Lines of data:
▬▬▬▬▬▬

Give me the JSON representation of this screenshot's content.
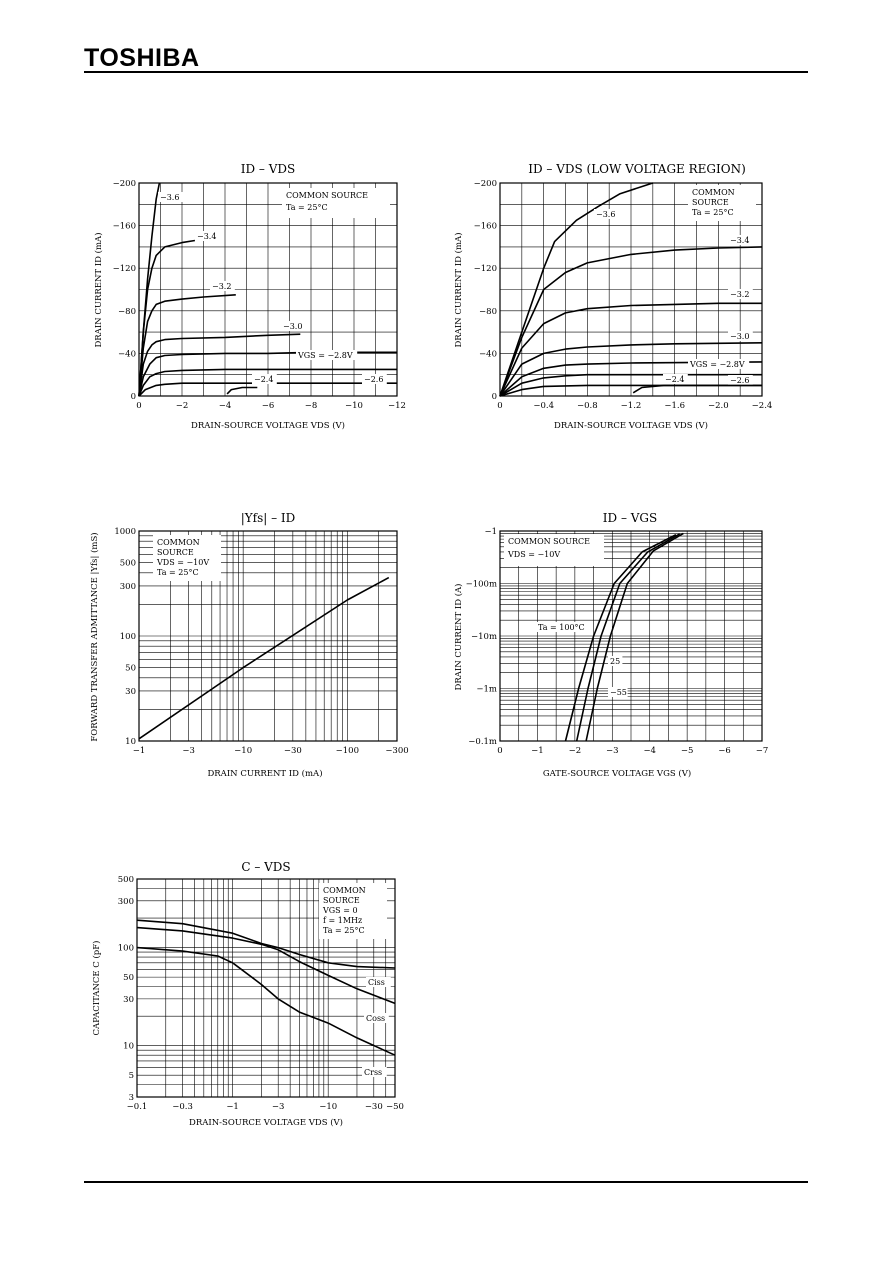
{
  "header": {
    "brand": "TOSHIBA"
  },
  "chart_data": [
    {
      "id": "c1",
      "type": "line",
      "title": "ID – VDS",
      "xlabel": "DRAIN-SOURCE VOLTAGE VDS (V)",
      "ylabel": "DRAIN CURRENT ID (mA)",
      "xlim": [
        0,
        -12
      ],
      "ylim": [
        0,
        -200
      ],
      "xticks": [
        0,
        -2,
        -4,
        -6,
        -8,
        -10,
        -12
      ],
      "xtick_labels": [
        "0",
        "−2",
        "−4",
        "−6",
        "−8",
        "−10",
        "−12"
      ],
      "yticks": [
        0,
        -40,
        -80,
        -120,
        -160,
        -200
      ],
      "ytick_labels": [
        "0",
        "−40",
        "−80",
        "−120",
        "−160",
        "−200"
      ],
      "annotation": [
        "COMMON SOURCE",
        "Ta = 25°C"
      ],
      "series": [
        {
          "name": "−3.6",
          "points": [
            [
              0,
              0
            ],
            [
              -0.2,
              -60
            ],
            [
              -0.4,
              -110
            ],
            [
              -0.6,
              -150
            ],
            [
              -0.8,
              -185
            ],
            [
              -0.95,
              -200
            ]
          ]
        },
        {
          "name": "−3.4",
          "points": [
            [
              0,
              0
            ],
            [
              -0.2,
              -60
            ],
            [
              -0.4,
              -100
            ],
            [
              -0.6,
              -120
            ],
            [
              -0.8,
              -132
            ],
            [
              -1.2,
              -140
            ],
            [
              -2,
              -144
            ],
            [
              -2.6,
              -146
            ]
          ]
        },
        {
          "name": "−3.2",
          "points": [
            [
              0,
              0
            ],
            [
              -0.2,
              -45
            ],
            [
              -0.4,
              -70
            ],
            [
              -0.6,
              -80
            ],
            [
              -0.8,
              -86
            ],
            [
              -1.2,
              -89
            ],
            [
              -2,
              -91
            ],
            [
              -3,
              -93
            ],
            [
              -4.5,
              -95
            ]
          ]
        },
        {
          "name": "−3.0",
          "points": [
            [
              0,
              0
            ],
            [
              -0.2,
              -30
            ],
            [
              -0.4,
              -42
            ],
            [
              -0.6,
              -48
            ],
            [
              -0.8,
              -51
            ],
            [
              -1.2,
              -53
            ],
            [
              -2,
              -54
            ],
            [
              -4,
              -55
            ],
            [
              -6,
              -57
            ],
            [
              -7.5,
              -58
            ]
          ]
        },
        {
          "name": "VGS = −2.8V",
          "points": [
            [
              0,
              0
            ],
            [
              -0.2,
              -18
            ],
            [
              -0.5,
              -30
            ],
            [
              -0.8,
              -36
            ],
            [
              -1.2,
              -38
            ],
            [
              -2,
              -39
            ],
            [
              -4,
              -40
            ],
            [
              -6,
              -40
            ],
            [
              -8,
              -41
            ],
            [
              -10,
              -41
            ],
            [
              -12,
              -41
            ]
          ]
        },
        {
          "name": "",
          "points": [
            [
              0,
              0
            ],
            [
              -0.2,
              -10
            ],
            [
              -0.5,
              -18
            ],
            [
              -0.8,
              -21
            ],
            [
              -1.2,
              -23
            ],
            [
              -2,
              -24
            ],
            [
              -4,
              -25
            ],
            [
              -6,
              -25
            ],
            [
              -8,
              -25
            ],
            [
              -10,
              -25
            ],
            [
              -12,
              -25
            ]
          ]
        },
        {
          "name": "−2.6",
          "points": [
            [
              0,
              0
            ],
            [
              -0.3,
              -6
            ],
            [
              -0.8,
              -10
            ],
            [
              -1.2,
              -11
            ],
            [
              -2,
              -12
            ],
            [
              -4,
              -12
            ],
            [
              -6,
              -12
            ],
            [
              -8,
              -12
            ],
            [
              -10,
              -12
            ],
            [
              -12,
              -12
            ]
          ]
        },
        {
          "name": "−2.4",
          "points": [
            [
              -4.1,
              -2
            ],
            [
              -4.3,
              -6
            ],
            [
              -4.8,
              -8
            ],
            [
              -5.5,
              -8
            ]
          ]
        }
      ]
    },
    {
      "id": "c2",
      "type": "line",
      "title": "ID – VDS (LOW VOLTAGE REGION)",
      "xlabel": "DRAIN-SOURCE VOLTAGE VDS (V)",
      "ylabel": "DRAIN CURRENT ID (mA)",
      "xlim": [
        0,
        -2.4
      ],
      "ylim": [
        0,
        -200
      ],
      "xticks": [
        0,
        -0.4,
        -0.8,
        -1.2,
        -1.6,
        -2.0,
        -2.4
      ],
      "xtick_labels": [
        "0",
        "−0.4",
        "−0.8",
        "−1.2",
        "−1.6",
        "−2.0",
        "−2.4"
      ],
      "yticks": [
        0,
        -40,
        -80,
        -120,
        -160,
        -200
      ],
      "ytick_labels": [
        "0",
        "−40",
        "−80",
        "−120",
        "−160",
        "−200"
      ],
      "annotation": [
        "COMMON",
        "SOURCE",
        "Ta = 25°C"
      ],
      "series": [
        {
          "name": "−3.6",
          "points": [
            [
              0,
              0
            ],
            [
              -0.2,
              -60
            ],
            [
              -0.4,
              -120
            ],
            [
              -0.5,
              -145
            ],
            [
              -0.7,
              -165
            ],
            [
              -0.9,
              -178
            ],
            [
              -1.1,
              -190
            ],
            [
              -1.4,
              -200
            ]
          ]
        },
        {
          "name": "−3.4",
          "points": [
            [
              0,
              0
            ],
            [
              -0.2,
              -55
            ],
            [
              -0.4,
              -100
            ],
            [
              -0.6,
              -116
            ],
            [
              -0.8,
              -125
            ],
            [
              -1.2,
              -133
            ],
            [
              -1.6,
              -137
            ],
            [
              -2.0,
              -139
            ],
            [
              -2.4,
              -140
            ]
          ]
        },
        {
          "name": "−3.2",
          "points": [
            [
              0,
              0
            ],
            [
              -0.2,
              -45
            ],
            [
              -0.4,
              -68
            ],
            [
              -0.6,
              -78
            ],
            [
              -0.8,
              -82
            ],
            [
              -1.2,
              -85
            ],
            [
              -1.6,
              -86
            ],
            [
              -2.0,
              -87
            ],
            [
              -2.4,
              -87
            ]
          ]
        },
        {
          "name": "−3.0",
          "points": [
            [
              0,
              0
            ],
            [
              -0.2,
              -30
            ],
            [
              -0.4,
              -40
            ],
            [
              -0.6,
              -44
            ],
            [
              -0.8,
              -46
            ],
            [
              -1.2,
              -48
            ],
            [
              -1.6,
              -49
            ],
            [
              -2.4,
              -50
            ]
          ]
        },
        {
          "name": "VGS = −2.8V",
          "points": [
            [
              0,
              0
            ],
            [
              -0.2,
              -18
            ],
            [
              -0.4,
              -26
            ],
            [
              -0.6,
              -29
            ],
            [
              -0.8,
              -30
            ],
            [
              -1.2,
              -31
            ],
            [
              -2.4,
              -32
            ]
          ]
        },
        {
          "name": "",
          "points": [
            [
              0,
              0
            ],
            [
              -0.2,
              -12
            ],
            [
              -0.4,
              -17
            ],
            [
              -0.6,
              -19
            ],
            [
              -0.8,
              -20
            ],
            [
              -1.2,
              -20
            ],
            [
              -2.4,
              -20
            ]
          ]
        },
        {
          "name": "−2.6",
          "points": [
            [
              0,
              0
            ],
            [
              -0.2,
              -6
            ],
            [
              -0.4,
              -9
            ],
            [
              -0.8,
              -10
            ],
            [
              -1.2,
              -10
            ],
            [
              -2.4,
              -10
            ]
          ]
        },
        {
          "name": "−2.4",
          "points": [
            [
              -1.22,
              -3
            ],
            [
              -1.3,
              -8
            ],
            [
              -1.5,
              -10
            ],
            [
              -1.8,
              -10
            ],
            [
              -2.4,
              -10
            ]
          ]
        }
      ]
    },
    {
      "id": "c3",
      "type": "line",
      "title": "|Yfs| – ID",
      "xlabel": "DRAIN CURRENT ID (mA)",
      "ylabel": "FORWARD TRANSFER ADMITTANCE |Yfs| (mS)",
      "xscale": "log",
      "yscale": "log",
      "xlim": [
        -1,
        -300
      ],
      "ylim": [
        10,
        1000
      ],
      "xticks": [
        -1,
        -3,
        -10,
        -30,
        -100,
        -300
      ],
      "xtick_labels": [
        "−1",
        "−3",
        "−10",
        "−30",
        "−100",
        "−300"
      ],
      "yticks": [
        10,
        30,
        50,
        100,
        300,
        500,
        1000
      ],
      "ytick_labels": [
        "10",
        "30",
        "50",
        "100",
        "300",
        "500",
        "1000"
      ],
      "annotation": [
        "COMMON",
        "SOURCE",
        "VDS = −10V",
        "Ta = 25°C"
      ],
      "series": [
        {
          "name": "",
          "points": [
            [
              -1,
              10.5
            ],
            [
              -10,
              50
            ],
            [
              -100,
              220
            ],
            [
              -250,
              360
            ]
          ]
        }
      ]
    },
    {
      "id": "c4",
      "type": "line",
      "title": "ID – VGS",
      "xlabel": "GATE-SOURCE VOLTAGE VGS (V)",
      "ylabel": "DRAIN CURRENT ID (A)",
      "yscale": "log",
      "xlim": [
        0,
        -7
      ],
      "ylim": [
        -0.0001,
        -1
      ],
      "xticks": [
        0,
        -1,
        -2,
        -3,
        -4,
        -5,
        -6,
        -7
      ],
      "xtick_labels": [
        "0",
        "−1",
        "−2",
        "−3",
        "−4",
        "−5",
        "−6",
        "−7"
      ],
      "yticks": [
        -0.0001,
        -0.001,
        -0.01,
        -0.1,
        -1
      ],
      "ytick_labels": [
        "−0.1m",
        "−1m",
        "−10m",
        "−100m",
        "−1"
      ],
      "annotation": [
        "COMMON SOURCE",
        "VDS = −10V"
      ],
      "series": [
        {
          "name": "Ta = 100°C",
          "points": [
            [
              -1.75,
              -0.0001
            ],
            [
              -2.1,
              -0.001
            ],
            [
              -2.5,
              -0.01
            ],
            [
              -3.05,
              -0.1
            ],
            [
              -3.8,
              -0.4
            ],
            [
              -4.7,
              -0.85
            ]
          ]
        },
        {
          "name": "25",
          "points": [
            [
              -2.05,
              -0.0001
            ],
            [
              -2.35,
              -0.001
            ],
            [
              -2.7,
              -0.01
            ],
            [
              -3.2,
              -0.1
            ],
            [
              -3.95,
              -0.4
            ],
            [
              -4.8,
              -0.88
            ]
          ]
        },
        {
          "name": "−55",
          "points": [
            [
              -2.3,
              -0.0001
            ],
            [
              -2.6,
              -0.001
            ],
            [
              -2.95,
              -0.01
            ],
            [
              -3.4,
              -0.1
            ],
            [
              -4.1,
              -0.42
            ],
            [
              -4.9,
              -0.9
            ]
          ]
        }
      ]
    },
    {
      "id": "c5",
      "type": "line",
      "title": "C – VDS",
      "xlabel": "DRAIN-SOURCE VOLTAGE VDS (V)",
      "ylabel": "CAPACITANCE C (pF)",
      "xscale": "log",
      "yscale": "log",
      "xlim": [
        -0.1,
        -50
      ],
      "ylim": [
        3,
        500
      ],
      "xticks": [
        -0.1,
        -0.3,
        -1,
        -3,
        -10,
        -30,
        -50
      ],
      "xtick_labels": [
        "−0.1",
        "−0.3",
        "−1",
        "−3",
        "−10",
        "−30",
        "−50"
      ],
      "yticks": [
        3,
        5,
        10,
        30,
        50,
        100,
        300,
        500
      ],
      "ytick_labels": [
        "3",
        "5",
        "10",
        "30",
        "50",
        "100",
        "300",
        "500"
      ],
      "annotation": [
        "COMMON",
        "SOURCE",
        "VGS = 0",
        "f = 1MHz",
        "Ta = 25°C"
      ],
      "series": [
        {
          "name": "Ciss",
          "points": [
            [
              -0.1,
              190
            ],
            [
              -0.3,
              175
            ],
            [
              -1,
              140
            ],
            [
              -2,
              110
            ],
            [
              -3,
              100
            ],
            [
              -5,
              85
            ],
            [
              -10,
              70
            ],
            [
              -20,
              64
            ],
            [
              -50,
              62
            ]
          ]
        },
        {
          "name": "Coss",
          "points": [
            [
              -0.1,
              160
            ],
            [
              -0.3,
              148
            ],
            [
              -1,
              125
            ],
            [
              -2,
              108
            ],
            [
              -3,
              95
            ],
            [
              -5,
              72
            ],
            [
              -10,
              52
            ],
            [
              -20,
              38
            ],
            [
              -50,
              27
            ]
          ]
        },
        {
          "name": "Crss",
          "points": [
            [
              -0.1,
              100
            ],
            [
              -0.3,
              92
            ],
            [
              -0.7,
              82
            ],
            [
              -1,
              70
            ],
            [
              -2,
              42
            ],
            [
              -3,
              30
            ],
            [
              -5,
              22
            ],
            [
              -10,
              17
            ],
            [
              -20,
              12
            ],
            [
              -50,
              8
            ]
          ]
        }
      ]
    }
  ]
}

▬▬▬▬▬▬

## Problem to work on
Gather each line holding the string "CURRENT".

## Answer to the problem
      "ylabel": "DRAIN CURRENT ID (mA)",
      "ylabel": "DRAIN CURRENT ID (mA)",
      "xlabel": "DRAIN CURRENT ID (mA)",
      "ylabel": "DRAIN CURRENT ID (A)",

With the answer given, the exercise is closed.